Re: [PATCH v5 1/4] Jobs based on custom runners: documentation and configuration placeholder

Philippe Mathieu-Daudé Wed, 24 Feb 2021 03:59:13 -0800

On 2/23/21 7:09 PM, Cleber Rosa wrote:
> On Tue, Feb 23, 2021 at 06:34:07PM +0100, Philippe Mathieu-Daudé wrote:
>> On 2/23/21 6:24 PM, Philippe Mathieu-Daudé wrote:
>>> On 2/23/21 5:47 PM, Cleber Rosa wrote:
>>>> On Tue, Feb 23, 2021 at 05:37:04PM +0100, Philippe Mathieu-Daudé wrote:
>>>>> On 2/23/21 12:25 PM, Thomas Huth wrote:
>>>>>> On 19/02/2021 22.58, Cleber Rosa wrote:
>>>>>>> As described in the included documentation, the "custom runner" jobs
>>>>>>> extend the GitLab CI jobs already in place.  One of their primary
>>>>>>> goals of catching and preventing regressions on a wider number of host
>>>>>>> systems than the ones provided by GitLab's shared runners.
>>>>>>>
>>>>>>> This sets the stage in which other community members can add their own
>>>>>>> machine configuration documentation/scripts, and accompanying job
>>>>>>> definitions.  As a general rule, those newly added contributed jobs
>>>>>>> should run as "non-gating", until their reliability is verified (AKA
>>>>>>> "allow_failure: true").
>>>>>>>
>>>>>>> Signed-off-by: Cleber Rosa <cr...@redhat.com>
>>>>>>> ---
>>>>>>>   .gitlab-ci.d/custom-runners.yml | 14 ++++++++++++++
>>>>>>>   .gitlab-ci.yml                  |  1 +
>>>>>>>   docs/devel/ci.rst               | 28 ++++++++++++++++++++++++++++
>>>>>>>   docs/devel/index.rst            |  1 +
>>>>>>>   4 files changed, 44 insertions(+)

## Given material
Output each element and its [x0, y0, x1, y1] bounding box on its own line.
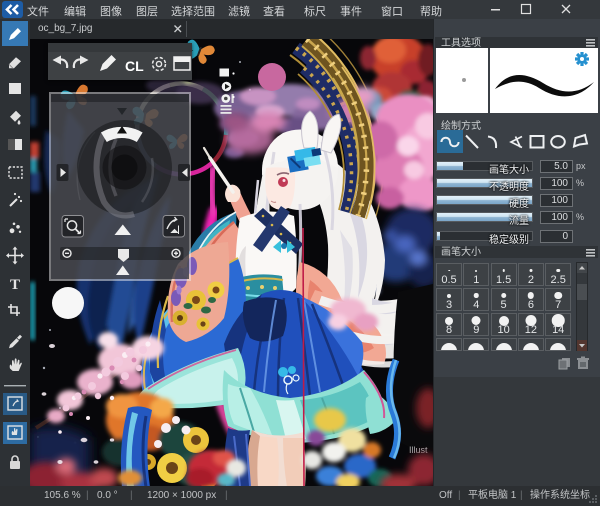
- svg-text:T: T: [10, 277, 20, 293]
- svg-text:CL: CL: [125, 58, 144, 74]
- svg-text:Illust: Illust: [409, 445, 428, 455]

## Given instruction 1
Translate this sentence from the patch thread into German: "As described in the included documentation, the "custom runner" jobs extend the GitLab CI jobs already in place."
## Given instruction 2
Rewrite the stretch of the patch thread from "Philippe Mathieu-Daudé Wed, 24" through "GitLab's shared runners.", substituting "failures" for "regressions".
## Given instruction 3
Extend the mailing-list thread on custom GitLab CI runners from the point at which it stops.
The material has no connection to the patch discussion above.

## Expected output 1
Wie in der beigefügten Dokumentation beschrieben, erweitern die „Custom-Runner“-Jobs die bereits vorhandenen GitLab-CI-Jobs.

## Expected output 2
Philippe Mathieu-Daudé Wed, 24 Feb 2021 03:59:13 -0800

On 2/23/21 7:09 PM, Cleber Rosa wrote:
> On Tue, Feb 23, 2021 at 06:34:07PM +0100, Philippe Mathieu-Daudé wrote:
>> On 2/23/21 6:24 PM, Philippe Mathieu-Daudé wrote:
>>> On 2/23/21 5:47 PM, Cleber Rosa wrote:
>>>> On Tue, Feb 23, 2021 at 05:37:04PM +0100, Philippe Mathieu-Daudé wrote:
>>>>> On 2/23/21 12:25 PM, Thomas Huth wrote:
>>>>>> On 19/02/2021 22.58, Cleber Rosa wrote:
>>>>>>> As described in the included documentation, the "custom runner" jobs
>>>>>>> extend the GitLab CI jobs already in place.  One of their primary
>>>>>>> goals of catching and preventing failures on a wider number of host
>>>>>>> systems than the ones provided by GitLab's shared runners.

## Expected output 3
>>>>>>>   create mode 100644 .gitlab-ci.d/custom-runners.yml
>>>>>>>   create mode 100644 docs/devel/ci.rst
>>>>>>>
>>>>>>> diff --git a/.gitlab-ci.d/custom-runners.yml
>>>>>>> b/.gitlab-ci.d/custom-runners.yml
>>>>>>> new file mode 100644
>>>>>>> index 0000000000..3004da2bda
>>>>>>> --- /dev/null
>>>>>>> +++ b/.gitlab-ci.d/custom-runners.yml
>>>>>>> @@ -0,0 +1,14 @@
>>>>>>> +# The CI jobs defined here require GitLab runners installed and
>>>>>>> +# registered on machines that match their operating system names,
>>>>>>> +# versions and architectures.  This is in contrast to the other CI
>>>>>>> +# jobs that are intended to run on GitLab's "shared" runners.
>>>>>>> +
>>>>>>> +# Different than the default approach on "shared" runners, based on
>>>>>>> +# containers, the custom runners have no such *requirement*, as those
>>>>>>> +# jobs should be capable of running on operating systems with no
>>>>>>> +# compatible container implementation, or no support from
>>>>>>> +# gitlab-runner.  To avoid problems that gitlab-runner can cause while
>>>>>>> +# reusing the GIT repository, let's enable the recursive submodule
>>>>>>> +# strategy.
>>>>>>> +variables:
>>>>>>> +  GIT_SUBMODULE_STRATEGY: recursive
>>>>>>
>>>>>> Is it really necessary? I thought our configure script would take care
>>>>>> of the submodules?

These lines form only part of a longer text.